>>>

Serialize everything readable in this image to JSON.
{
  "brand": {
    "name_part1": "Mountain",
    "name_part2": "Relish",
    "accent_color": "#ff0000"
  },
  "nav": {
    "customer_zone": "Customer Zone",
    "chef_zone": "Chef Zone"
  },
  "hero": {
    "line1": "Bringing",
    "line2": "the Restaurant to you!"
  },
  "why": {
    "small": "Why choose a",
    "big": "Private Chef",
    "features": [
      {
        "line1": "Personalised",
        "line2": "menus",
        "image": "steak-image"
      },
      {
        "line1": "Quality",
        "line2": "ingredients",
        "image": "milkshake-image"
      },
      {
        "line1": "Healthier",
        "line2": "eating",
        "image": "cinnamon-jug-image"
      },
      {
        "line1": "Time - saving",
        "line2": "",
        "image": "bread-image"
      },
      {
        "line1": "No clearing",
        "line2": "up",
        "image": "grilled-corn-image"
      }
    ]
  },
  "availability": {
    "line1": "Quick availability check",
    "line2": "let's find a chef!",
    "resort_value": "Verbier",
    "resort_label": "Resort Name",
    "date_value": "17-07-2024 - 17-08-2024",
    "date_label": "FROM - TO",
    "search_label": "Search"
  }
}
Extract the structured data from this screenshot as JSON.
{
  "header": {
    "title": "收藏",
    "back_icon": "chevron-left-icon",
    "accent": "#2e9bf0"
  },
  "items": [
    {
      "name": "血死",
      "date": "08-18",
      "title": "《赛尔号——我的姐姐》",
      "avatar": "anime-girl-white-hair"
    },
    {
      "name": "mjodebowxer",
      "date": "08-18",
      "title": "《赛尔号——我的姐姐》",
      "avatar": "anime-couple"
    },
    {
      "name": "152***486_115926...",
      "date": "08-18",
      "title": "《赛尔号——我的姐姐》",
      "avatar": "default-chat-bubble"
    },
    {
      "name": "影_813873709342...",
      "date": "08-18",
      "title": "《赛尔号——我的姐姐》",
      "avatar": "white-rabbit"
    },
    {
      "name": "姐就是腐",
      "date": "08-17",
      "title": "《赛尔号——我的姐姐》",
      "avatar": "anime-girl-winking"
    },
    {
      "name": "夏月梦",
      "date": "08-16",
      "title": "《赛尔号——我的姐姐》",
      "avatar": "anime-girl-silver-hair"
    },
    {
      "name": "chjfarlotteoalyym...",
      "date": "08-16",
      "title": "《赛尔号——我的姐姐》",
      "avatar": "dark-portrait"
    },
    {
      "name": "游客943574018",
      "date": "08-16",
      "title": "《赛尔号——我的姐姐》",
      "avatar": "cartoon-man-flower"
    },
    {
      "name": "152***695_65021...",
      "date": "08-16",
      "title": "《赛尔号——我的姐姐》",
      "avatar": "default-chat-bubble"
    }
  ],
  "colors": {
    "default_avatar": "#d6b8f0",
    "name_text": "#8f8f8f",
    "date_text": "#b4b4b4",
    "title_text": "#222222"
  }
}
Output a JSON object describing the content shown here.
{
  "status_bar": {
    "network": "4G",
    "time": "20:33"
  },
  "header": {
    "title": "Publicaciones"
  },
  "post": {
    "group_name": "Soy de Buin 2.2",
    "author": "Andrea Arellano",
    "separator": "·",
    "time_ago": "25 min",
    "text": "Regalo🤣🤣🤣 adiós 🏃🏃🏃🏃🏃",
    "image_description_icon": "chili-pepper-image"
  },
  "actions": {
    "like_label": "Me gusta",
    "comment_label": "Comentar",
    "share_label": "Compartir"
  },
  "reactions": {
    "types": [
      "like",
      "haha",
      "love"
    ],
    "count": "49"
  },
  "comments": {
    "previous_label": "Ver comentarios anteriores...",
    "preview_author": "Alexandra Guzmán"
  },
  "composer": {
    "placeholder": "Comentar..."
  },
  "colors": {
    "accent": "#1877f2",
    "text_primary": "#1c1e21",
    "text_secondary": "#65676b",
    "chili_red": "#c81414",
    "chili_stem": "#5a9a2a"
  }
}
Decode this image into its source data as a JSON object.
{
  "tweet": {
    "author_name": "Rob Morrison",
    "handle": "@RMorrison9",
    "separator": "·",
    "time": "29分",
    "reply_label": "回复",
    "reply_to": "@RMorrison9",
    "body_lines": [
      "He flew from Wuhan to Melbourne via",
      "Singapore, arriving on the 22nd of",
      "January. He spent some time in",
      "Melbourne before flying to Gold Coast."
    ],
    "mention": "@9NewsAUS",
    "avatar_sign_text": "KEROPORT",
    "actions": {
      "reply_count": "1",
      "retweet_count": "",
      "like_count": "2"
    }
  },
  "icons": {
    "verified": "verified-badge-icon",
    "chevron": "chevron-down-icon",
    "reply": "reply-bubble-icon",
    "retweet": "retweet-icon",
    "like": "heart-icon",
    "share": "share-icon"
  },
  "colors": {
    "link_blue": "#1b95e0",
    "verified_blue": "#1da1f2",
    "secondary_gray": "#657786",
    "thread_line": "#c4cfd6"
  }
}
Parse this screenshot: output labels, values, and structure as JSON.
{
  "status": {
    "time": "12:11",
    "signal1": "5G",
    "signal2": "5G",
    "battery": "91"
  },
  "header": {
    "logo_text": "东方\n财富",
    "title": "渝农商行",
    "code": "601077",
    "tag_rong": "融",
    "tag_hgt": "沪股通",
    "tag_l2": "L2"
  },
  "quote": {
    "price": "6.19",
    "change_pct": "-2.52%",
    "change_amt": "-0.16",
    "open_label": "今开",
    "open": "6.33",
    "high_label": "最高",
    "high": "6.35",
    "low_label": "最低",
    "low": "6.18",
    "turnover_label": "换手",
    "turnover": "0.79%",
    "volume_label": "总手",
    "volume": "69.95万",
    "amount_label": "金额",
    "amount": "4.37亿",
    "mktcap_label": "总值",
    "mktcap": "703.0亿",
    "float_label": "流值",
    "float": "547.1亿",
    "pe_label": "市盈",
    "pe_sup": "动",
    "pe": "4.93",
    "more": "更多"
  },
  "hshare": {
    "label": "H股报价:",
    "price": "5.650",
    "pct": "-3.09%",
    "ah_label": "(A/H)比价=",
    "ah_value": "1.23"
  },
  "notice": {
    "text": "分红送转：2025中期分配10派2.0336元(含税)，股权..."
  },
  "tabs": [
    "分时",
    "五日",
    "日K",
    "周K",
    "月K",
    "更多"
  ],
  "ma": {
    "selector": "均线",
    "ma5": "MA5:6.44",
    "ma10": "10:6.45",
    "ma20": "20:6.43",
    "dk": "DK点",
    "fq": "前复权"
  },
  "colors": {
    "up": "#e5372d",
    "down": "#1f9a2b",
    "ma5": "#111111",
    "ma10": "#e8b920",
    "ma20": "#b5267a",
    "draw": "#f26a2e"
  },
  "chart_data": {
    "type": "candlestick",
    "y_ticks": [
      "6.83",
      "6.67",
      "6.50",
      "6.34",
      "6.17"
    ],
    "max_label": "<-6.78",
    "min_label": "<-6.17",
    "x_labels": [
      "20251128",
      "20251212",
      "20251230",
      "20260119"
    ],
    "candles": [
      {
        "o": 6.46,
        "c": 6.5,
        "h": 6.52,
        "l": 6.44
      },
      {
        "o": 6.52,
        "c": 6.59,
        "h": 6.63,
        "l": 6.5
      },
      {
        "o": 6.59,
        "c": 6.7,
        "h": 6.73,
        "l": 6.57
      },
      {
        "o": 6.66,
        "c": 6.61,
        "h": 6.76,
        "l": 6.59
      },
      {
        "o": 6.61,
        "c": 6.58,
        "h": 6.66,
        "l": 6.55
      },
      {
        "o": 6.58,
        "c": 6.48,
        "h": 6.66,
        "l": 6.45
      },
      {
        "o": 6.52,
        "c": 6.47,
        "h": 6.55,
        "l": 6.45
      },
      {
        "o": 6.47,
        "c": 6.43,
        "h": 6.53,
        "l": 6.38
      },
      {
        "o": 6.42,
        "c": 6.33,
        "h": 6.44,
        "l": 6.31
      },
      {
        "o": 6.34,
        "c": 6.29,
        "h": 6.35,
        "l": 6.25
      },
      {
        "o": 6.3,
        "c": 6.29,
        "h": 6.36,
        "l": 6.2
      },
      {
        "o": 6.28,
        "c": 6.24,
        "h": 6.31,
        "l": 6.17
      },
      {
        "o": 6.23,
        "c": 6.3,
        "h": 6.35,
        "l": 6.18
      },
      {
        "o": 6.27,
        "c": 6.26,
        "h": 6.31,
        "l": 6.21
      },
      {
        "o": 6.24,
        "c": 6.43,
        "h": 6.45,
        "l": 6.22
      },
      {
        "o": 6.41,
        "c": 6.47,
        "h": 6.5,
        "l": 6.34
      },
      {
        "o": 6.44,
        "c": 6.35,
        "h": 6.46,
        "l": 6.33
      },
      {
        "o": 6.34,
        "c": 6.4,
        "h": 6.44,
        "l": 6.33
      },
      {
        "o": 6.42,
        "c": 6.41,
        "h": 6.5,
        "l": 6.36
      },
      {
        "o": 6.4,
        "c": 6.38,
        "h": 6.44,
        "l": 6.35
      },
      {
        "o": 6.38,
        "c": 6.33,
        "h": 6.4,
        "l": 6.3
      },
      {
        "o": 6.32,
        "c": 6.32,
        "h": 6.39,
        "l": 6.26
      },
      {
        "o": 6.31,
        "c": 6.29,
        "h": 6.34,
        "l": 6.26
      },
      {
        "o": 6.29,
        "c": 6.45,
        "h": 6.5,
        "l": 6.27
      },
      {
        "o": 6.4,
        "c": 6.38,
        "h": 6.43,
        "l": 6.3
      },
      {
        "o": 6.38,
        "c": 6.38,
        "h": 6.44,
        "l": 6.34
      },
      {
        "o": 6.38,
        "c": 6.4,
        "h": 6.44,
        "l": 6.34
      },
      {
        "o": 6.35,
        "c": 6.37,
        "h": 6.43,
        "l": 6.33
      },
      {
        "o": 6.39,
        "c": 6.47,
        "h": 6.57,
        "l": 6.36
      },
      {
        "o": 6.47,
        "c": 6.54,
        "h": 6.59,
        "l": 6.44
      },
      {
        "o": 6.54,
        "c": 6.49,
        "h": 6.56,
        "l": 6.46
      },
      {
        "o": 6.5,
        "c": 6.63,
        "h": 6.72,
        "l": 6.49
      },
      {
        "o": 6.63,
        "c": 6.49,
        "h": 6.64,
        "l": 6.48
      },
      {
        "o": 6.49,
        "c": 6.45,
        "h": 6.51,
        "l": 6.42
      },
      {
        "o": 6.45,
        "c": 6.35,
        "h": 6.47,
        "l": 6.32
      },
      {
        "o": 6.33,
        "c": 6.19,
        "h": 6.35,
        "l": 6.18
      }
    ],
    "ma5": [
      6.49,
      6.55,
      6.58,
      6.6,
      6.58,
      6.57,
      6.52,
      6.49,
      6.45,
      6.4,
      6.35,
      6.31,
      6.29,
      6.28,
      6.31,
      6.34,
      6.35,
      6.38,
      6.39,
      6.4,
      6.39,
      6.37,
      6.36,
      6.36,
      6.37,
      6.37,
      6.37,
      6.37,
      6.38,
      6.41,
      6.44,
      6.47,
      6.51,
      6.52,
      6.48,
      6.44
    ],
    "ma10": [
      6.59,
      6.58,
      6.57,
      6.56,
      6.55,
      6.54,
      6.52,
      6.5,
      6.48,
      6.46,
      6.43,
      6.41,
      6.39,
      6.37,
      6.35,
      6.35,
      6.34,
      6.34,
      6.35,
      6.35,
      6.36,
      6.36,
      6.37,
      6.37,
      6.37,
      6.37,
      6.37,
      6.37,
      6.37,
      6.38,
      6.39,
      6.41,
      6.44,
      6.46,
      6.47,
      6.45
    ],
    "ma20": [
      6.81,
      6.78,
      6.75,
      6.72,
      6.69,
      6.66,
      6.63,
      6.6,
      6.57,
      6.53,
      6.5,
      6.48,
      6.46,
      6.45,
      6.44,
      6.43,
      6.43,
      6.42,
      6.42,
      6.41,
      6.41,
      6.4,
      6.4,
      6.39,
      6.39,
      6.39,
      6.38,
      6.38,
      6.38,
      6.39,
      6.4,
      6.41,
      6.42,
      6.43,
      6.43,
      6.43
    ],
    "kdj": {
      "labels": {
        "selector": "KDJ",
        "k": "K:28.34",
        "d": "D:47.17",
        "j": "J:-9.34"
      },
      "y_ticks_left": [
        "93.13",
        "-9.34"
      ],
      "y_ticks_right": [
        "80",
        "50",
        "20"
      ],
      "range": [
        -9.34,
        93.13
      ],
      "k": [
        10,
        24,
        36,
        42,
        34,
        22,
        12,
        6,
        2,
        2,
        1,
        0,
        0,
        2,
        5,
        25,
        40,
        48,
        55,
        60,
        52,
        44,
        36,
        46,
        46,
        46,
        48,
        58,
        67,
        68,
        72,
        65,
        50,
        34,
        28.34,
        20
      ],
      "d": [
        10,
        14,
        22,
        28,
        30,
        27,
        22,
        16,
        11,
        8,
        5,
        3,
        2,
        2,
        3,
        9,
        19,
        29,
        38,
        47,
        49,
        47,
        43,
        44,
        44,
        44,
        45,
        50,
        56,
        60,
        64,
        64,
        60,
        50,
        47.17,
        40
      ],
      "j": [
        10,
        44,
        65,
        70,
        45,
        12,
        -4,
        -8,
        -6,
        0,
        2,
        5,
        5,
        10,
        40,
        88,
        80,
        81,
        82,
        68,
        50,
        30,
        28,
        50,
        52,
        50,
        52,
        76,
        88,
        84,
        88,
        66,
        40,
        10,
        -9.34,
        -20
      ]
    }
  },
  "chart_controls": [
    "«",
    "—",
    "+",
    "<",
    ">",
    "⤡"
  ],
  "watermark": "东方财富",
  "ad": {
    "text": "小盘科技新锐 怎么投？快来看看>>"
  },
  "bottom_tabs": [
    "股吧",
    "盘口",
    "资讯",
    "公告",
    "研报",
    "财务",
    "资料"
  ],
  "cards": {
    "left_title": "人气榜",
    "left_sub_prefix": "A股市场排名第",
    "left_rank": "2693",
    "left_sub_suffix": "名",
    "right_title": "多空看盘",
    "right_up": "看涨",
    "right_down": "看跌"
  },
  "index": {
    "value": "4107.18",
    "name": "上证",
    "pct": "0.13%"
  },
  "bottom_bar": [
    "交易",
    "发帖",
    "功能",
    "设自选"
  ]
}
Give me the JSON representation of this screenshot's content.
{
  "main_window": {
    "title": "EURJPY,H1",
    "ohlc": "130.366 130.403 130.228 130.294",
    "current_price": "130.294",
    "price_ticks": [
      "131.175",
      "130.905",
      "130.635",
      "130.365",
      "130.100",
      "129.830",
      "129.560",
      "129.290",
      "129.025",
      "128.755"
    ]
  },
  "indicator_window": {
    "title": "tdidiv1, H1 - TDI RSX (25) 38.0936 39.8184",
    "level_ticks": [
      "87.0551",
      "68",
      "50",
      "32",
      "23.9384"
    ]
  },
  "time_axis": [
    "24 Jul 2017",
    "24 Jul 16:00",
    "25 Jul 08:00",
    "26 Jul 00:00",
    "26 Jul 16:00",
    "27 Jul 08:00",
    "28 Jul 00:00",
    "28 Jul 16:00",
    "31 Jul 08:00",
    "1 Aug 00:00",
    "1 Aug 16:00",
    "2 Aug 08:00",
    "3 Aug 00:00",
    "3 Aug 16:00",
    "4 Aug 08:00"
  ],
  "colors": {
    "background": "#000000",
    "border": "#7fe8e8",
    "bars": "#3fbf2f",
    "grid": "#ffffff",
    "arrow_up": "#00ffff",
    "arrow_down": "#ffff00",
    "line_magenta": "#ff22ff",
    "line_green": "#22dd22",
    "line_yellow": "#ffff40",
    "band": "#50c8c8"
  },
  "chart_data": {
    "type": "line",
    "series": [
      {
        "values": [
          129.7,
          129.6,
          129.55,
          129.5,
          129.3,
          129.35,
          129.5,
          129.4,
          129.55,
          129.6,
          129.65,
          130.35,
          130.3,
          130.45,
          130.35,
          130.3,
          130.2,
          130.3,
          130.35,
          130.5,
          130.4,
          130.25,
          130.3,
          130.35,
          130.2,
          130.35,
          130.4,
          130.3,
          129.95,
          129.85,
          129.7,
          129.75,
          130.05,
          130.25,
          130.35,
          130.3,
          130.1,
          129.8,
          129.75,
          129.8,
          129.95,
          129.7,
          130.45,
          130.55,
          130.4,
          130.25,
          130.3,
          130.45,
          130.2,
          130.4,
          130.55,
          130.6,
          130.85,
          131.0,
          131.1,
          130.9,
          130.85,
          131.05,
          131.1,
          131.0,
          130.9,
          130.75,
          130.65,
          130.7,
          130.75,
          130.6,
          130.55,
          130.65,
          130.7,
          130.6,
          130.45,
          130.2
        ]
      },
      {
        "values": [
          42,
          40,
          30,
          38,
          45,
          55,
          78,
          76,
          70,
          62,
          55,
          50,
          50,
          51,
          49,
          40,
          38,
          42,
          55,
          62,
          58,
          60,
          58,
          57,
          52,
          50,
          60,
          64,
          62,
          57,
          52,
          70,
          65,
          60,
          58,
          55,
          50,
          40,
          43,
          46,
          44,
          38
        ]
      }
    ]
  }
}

<<<

Pull out all lines containing the word "object" from the entries above.

[Response to the task]
Output a JSON object describing the content shown here.
Decode this image into its source data as a JSON object.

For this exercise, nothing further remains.